> _Dataset records_:
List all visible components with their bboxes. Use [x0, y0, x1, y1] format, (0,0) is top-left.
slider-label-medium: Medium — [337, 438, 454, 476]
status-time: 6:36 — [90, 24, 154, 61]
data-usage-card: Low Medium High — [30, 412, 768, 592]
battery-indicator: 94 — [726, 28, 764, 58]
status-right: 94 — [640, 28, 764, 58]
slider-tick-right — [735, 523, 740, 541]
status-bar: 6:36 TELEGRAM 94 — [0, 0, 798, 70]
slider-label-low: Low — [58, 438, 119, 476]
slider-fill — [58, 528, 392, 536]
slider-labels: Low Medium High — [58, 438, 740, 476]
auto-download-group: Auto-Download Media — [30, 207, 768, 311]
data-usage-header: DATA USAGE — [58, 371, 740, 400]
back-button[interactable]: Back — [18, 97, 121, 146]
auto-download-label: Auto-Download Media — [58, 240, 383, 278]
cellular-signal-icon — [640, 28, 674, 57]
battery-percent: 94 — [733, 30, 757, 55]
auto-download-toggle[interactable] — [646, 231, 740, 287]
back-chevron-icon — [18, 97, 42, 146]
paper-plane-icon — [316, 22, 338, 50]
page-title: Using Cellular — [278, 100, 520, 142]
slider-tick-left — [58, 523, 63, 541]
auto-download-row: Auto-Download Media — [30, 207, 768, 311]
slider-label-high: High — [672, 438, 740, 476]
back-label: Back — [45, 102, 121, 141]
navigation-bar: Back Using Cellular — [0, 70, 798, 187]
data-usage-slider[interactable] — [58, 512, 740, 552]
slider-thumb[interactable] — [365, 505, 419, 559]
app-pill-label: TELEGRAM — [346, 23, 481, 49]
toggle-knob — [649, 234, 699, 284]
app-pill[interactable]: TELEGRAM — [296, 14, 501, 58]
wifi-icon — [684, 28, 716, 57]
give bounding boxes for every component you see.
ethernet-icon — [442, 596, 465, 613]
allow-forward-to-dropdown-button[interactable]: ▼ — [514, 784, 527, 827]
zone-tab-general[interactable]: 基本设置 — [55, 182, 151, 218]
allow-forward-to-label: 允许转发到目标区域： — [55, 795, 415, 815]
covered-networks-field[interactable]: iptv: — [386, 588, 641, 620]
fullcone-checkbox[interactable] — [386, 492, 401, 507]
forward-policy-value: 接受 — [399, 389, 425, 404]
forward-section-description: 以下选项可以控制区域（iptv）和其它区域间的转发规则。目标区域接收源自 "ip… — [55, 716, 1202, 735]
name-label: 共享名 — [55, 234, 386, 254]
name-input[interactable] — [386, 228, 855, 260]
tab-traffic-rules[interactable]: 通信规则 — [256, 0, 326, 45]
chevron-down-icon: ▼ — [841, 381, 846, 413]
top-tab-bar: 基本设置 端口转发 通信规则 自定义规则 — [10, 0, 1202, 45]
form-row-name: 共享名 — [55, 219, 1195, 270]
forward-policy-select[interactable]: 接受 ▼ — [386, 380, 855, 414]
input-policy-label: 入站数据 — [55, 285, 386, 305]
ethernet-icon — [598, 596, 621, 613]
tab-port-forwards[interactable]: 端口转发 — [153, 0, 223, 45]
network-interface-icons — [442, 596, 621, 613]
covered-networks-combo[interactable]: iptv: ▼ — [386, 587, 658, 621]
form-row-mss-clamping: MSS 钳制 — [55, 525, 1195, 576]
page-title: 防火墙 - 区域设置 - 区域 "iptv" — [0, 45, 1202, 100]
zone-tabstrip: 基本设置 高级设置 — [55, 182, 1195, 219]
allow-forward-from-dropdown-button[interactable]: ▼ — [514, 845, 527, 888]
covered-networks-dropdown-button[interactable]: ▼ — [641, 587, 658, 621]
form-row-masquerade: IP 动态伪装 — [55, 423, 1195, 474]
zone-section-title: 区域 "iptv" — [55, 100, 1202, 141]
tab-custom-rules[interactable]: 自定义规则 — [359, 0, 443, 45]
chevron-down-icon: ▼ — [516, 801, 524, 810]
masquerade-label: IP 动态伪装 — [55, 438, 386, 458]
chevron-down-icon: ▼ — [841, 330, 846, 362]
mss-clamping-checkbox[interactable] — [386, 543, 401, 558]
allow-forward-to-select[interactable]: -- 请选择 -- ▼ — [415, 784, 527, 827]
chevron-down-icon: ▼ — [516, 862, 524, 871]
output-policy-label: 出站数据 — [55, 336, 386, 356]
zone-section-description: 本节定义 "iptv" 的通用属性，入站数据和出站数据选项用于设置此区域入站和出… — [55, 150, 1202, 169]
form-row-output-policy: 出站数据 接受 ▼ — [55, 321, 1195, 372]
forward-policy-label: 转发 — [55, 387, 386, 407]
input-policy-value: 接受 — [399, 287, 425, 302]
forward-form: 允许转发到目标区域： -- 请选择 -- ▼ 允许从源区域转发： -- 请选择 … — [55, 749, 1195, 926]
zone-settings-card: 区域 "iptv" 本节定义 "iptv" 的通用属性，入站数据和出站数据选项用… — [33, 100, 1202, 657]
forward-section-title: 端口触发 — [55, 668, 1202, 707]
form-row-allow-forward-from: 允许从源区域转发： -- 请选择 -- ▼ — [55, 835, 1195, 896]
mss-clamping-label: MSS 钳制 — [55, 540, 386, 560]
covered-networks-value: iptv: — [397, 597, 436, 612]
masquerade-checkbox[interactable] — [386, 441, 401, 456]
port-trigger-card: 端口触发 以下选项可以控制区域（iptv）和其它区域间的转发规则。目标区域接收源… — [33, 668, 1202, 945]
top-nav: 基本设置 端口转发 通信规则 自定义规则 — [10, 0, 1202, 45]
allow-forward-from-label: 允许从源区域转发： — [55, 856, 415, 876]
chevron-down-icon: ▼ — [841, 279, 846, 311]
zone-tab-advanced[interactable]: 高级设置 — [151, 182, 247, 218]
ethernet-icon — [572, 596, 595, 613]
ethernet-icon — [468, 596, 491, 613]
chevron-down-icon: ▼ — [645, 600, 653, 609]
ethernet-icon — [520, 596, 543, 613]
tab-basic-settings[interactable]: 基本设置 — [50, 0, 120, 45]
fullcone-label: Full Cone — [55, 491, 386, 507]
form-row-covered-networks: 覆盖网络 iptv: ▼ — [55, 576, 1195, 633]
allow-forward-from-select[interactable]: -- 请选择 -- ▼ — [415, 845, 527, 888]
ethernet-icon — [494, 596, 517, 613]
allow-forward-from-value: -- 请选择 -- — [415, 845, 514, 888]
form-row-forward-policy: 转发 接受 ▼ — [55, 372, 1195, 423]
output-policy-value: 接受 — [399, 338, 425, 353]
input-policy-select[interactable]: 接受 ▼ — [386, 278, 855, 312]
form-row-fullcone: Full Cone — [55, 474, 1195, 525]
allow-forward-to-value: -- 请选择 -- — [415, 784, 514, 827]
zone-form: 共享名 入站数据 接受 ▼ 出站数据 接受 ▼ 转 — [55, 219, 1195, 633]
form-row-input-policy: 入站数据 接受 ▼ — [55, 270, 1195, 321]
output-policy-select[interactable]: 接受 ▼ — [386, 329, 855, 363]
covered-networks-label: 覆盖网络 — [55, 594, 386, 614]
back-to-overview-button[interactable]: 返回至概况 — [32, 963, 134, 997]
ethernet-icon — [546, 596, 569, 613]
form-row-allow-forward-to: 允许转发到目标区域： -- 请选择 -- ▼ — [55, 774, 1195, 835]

> _Instructions to follow_: Reproduce all the rows above with every occurrence of "ethernet-icon" swapped for "network-port-icon", leaving everything else unchanged.

> _Exercise result_:
List all visible components with their bboxes. Use [x0, y0, x1, y1] format, (0,0) is top-left.
slider-label-medium: Medium — [337, 438, 454, 476]
status-time: 6:36 — [90, 24, 154, 61]
data-usage-card: Low Medium High — [30, 412, 768, 592]
battery-indicator: 94 — [726, 28, 764, 58]
status-right: 94 — [640, 28, 764, 58]
slider-tick-right — [735, 523, 740, 541]
status-bar: 6:36 TELEGRAM 94 — [0, 0, 798, 70]
slider-label-low: Low — [58, 438, 119, 476]
slider-fill — [58, 528, 392, 536]
slider-labels: Low Medium High — [58, 438, 740, 476]
auto-download-group: Auto-Download Media — [30, 207, 768, 311]
data-usage-header: DATA USAGE — [58, 371, 740, 400]
back-button[interactable]: Back — [18, 97, 121, 146]
auto-download-label: Auto-Download Media — [58, 240, 383, 278]
cellular-signal-icon — [640, 28, 674, 57]
battery-percent: 94 — [733, 30, 757, 55]
auto-download-toggle[interactable] — [646, 231, 740, 287]
back-chevron-icon — [18, 97, 42, 146]
paper-plane-icon — [316, 22, 338, 50]
page-title: Using Cellular — [278, 100, 520, 142]
slider-tick-left — [58, 523, 63, 541]
auto-download-row: Auto-Download Media — [30, 207, 768, 311]
slider-label-high: High — [672, 438, 740, 476]
back-label: Back — [45, 102, 121, 141]
navigation-bar: Back Using Cellular — [0, 70, 798, 187]
data-usage-slider[interactable] — [58, 512, 740, 552]
slider-thumb[interactable] — [365, 505, 419, 559]
app-pill-label: TELEGRAM — [346, 23, 481, 49]
toggle-knob — [649, 234, 699, 284]
app-pill[interactable]: TELEGRAM — [296, 14, 501, 58]
wifi-icon — [684, 28, 716, 57]
give bounding boxes for every component you see.
network-port-icon — [442, 596, 465, 613]
allow-forward-to-dropdown-button[interactable]: ▼ — [514, 784, 527, 827]
zone-tab-general[interactable]: 基本设置 — [55, 182, 151, 218]
allow-forward-to-label: 允许转发到目标区域： — [55, 795, 415, 815]
covered-networks-field[interactable]: iptv: — [386, 588, 641, 620]
fullcone-checkbox[interactable] — [386, 492, 401, 507]
forward-policy-value: 接受 — [399, 389, 425, 404]
forward-section-description: 以下选项可以控制区域（iptv）和其它区域间的转发规则。目标区域接收源自 "ip… — [55, 716, 1202, 735]
name-label: 共享名 — [55, 234, 386, 254]
name-input[interactable] — [386, 228, 855, 260]
tab-traffic-rules[interactable]: 通信规则 — [256, 0, 326, 45]
chevron-down-icon: ▼ — [841, 381, 846, 413]
top-tab-bar: 基本设置 端口转发 通信规则 自定义规则 — [10, 0, 1202, 45]
form-row-name: 共享名 — [55, 219, 1195, 270]
forward-policy-select[interactable]: 接受 ▼ — [386, 380, 855, 414]
input-policy-label: 入站数据 — [55, 285, 386, 305]
network-port-icon — [598, 596, 621, 613]
tab-port-forwards[interactable]: 端口转发 — [153, 0, 223, 45]
network-interface-icons — [442, 596, 621, 613]
covered-networks-combo[interactable]: iptv: ▼ — [386, 587, 658, 621]
form-row-mss-clamping: MSS 钳制 — [55, 525, 1195, 576]
page-title: 防火墙 - 区域设置 - 区域 "iptv" — [0, 45, 1202, 100]
zone-tabstrip: 基本设置 高级设置 — [55, 182, 1195, 219]
allow-forward-from-dropdown-button[interactable]: ▼ — [514, 845, 527, 888]
covered-networks-dropdown-button[interactable]: ▼ — [641, 587, 658, 621]
form-row-masquerade: IP 动态伪装 — [55, 423, 1195, 474]
zone-section-title: 区域 "iptv" — [55, 100, 1202, 141]
tab-custom-rules[interactable]: 自定义规则 — [359, 0, 443, 45]
chevron-down-icon: ▼ — [516, 801, 524, 810]
masquerade-label: IP 动态伪装 — [55, 438, 386, 458]
chevron-down-icon: ▼ — [841, 330, 846, 362]
mss-clamping-checkbox[interactable] — [386, 543, 401, 558]
allow-forward-to-select[interactable]: -- 请选择 -- ▼ — [415, 784, 527, 827]
chevron-down-icon: ▼ — [516, 862, 524, 871]
output-policy-label: 出站数据 — [55, 336, 386, 356]
zone-section-description: 本节定义 "iptv" 的通用属性，入站数据和出站数据选项用于设置此区域入站和出… — [55, 150, 1202, 169]
form-row-output-policy: 出站数据 接受 ▼ — [55, 321, 1195, 372]
forward-policy-label: 转发 — [55, 387, 386, 407]
input-policy-value: 接受 — [399, 287, 425, 302]
forward-form: 允许转发到目标区域： -- 请选择 -- ▼ 允许从源区域转发： -- 请选择 … — [55, 749, 1195, 926]
zone-settings-card: 区域 "iptv" 本节定义 "iptv" 的通用属性，入站数据和出站数据选项用… — [33, 100, 1202, 657]
forward-section-title: 端口触发 — [55, 668, 1202, 707]
form-row-allow-forward-from: 允许从源区域转发： -- 请选择 -- ▼ — [55, 835, 1195, 896]
mss-clamping-label: MSS 钳制 — [55, 540, 386, 560]
covered-networks-value: iptv: — [397, 597, 436, 612]
masquerade-checkbox[interactable] — [386, 441, 401, 456]
port-trigger-card: 端口触发 以下选项可以控制区域（iptv）和其它区域间的转发规则。目标区域接收源… — [33, 668, 1202, 945]
top-nav: 基本设置 端口转发 通信规则 自定义规则 — [10, 0, 1202, 45]
allow-forward-from-label: 允许从源区域转发： — [55, 856, 415, 876]
chevron-down-icon: ▼ — [841, 279, 846, 311]
zone-tab-advanced[interactable]: 高级设置 — [151, 182, 247, 218]
network-port-icon — [572, 596, 595, 613]
network-port-icon — [468, 596, 491, 613]
chevron-down-icon: ▼ — [645, 600, 653, 609]
network-port-icon — [520, 596, 543, 613]
tab-basic-settings[interactable]: 基本设置 — [50, 0, 120, 45]
fullcone-label: Full Cone — [55, 491, 386, 507]
form-row-covered-networks: 覆盖网络 iptv: ▼ — [55, 576, 1195, 633]
allow-forward-from-select[interactable]: -- 请选择 -- ▼ — [415, 845, 527, 888]
network-port-icon — [494, 596, 517, 613]
allow-forward-from-value: -- 请选择 -- — [415, 845, 514, 888]
form-row-forward-policy: 转发 接受 ▼ — [55, 372, 1195, 423]
output-policy-value: 接受 — [399, 338, 425, 353]
input-policy-select[interactable]: 接受 ▼ — [386, 278, 855, 312]
form-row-fullcone: Full Cone — [55, 474, 1195, 525]
allow-forward-to-value: -- 请选择 -- — [415, 784, 514, 827]
zone-form: 共享名 入站数据 接受 ▼ 出站数据 接受 ▼ 转 — [55, 219, 1195, 633]
form-row-input-policy: 入站数据 接受 ▼ — [55, 270, 1195, 321]
output-policy-select[interactable]: 接受 ▼ — [386, 329, 855, 363]
covered-networks-label: 覆盖网络 — [55, 594, 386, 614]
back-to-overview-button[interactable]: 返回至概况 — [32, 963, 134, 997]
network-port-icon — [546, 596, 569, 613]
form-row-allow-forward-to: 允许转发到目标区域： -- 请选择 -- ▼ — [55, 774, 1195, 835]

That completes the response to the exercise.